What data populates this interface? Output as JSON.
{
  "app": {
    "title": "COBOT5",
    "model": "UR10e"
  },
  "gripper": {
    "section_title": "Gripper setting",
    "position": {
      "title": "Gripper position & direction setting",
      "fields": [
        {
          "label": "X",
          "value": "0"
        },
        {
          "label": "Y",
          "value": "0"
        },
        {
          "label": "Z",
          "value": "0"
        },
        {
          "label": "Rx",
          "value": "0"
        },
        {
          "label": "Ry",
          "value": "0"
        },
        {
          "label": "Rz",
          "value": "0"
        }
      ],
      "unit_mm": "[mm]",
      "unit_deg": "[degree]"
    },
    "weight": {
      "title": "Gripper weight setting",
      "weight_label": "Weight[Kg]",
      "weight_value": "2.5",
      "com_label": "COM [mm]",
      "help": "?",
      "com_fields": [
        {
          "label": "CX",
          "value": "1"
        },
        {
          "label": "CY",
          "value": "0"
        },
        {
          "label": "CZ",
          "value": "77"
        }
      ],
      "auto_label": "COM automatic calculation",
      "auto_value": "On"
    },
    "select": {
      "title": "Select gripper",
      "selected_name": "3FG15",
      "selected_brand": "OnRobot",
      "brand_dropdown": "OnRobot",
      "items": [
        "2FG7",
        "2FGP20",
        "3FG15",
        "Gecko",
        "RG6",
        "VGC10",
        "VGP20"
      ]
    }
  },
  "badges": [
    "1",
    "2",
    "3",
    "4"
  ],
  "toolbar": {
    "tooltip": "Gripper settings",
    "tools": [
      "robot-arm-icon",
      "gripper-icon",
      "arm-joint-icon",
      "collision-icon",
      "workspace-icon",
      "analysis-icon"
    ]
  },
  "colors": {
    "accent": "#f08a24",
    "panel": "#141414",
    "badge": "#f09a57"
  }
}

DIRECTIVE — Track down all lines above with the string "OnRobot" and copy them.

ANSWER TO THIS PROBLEM —
      "selected_brand": "OnRobot",
      "brand_dropdown": "OnRobot",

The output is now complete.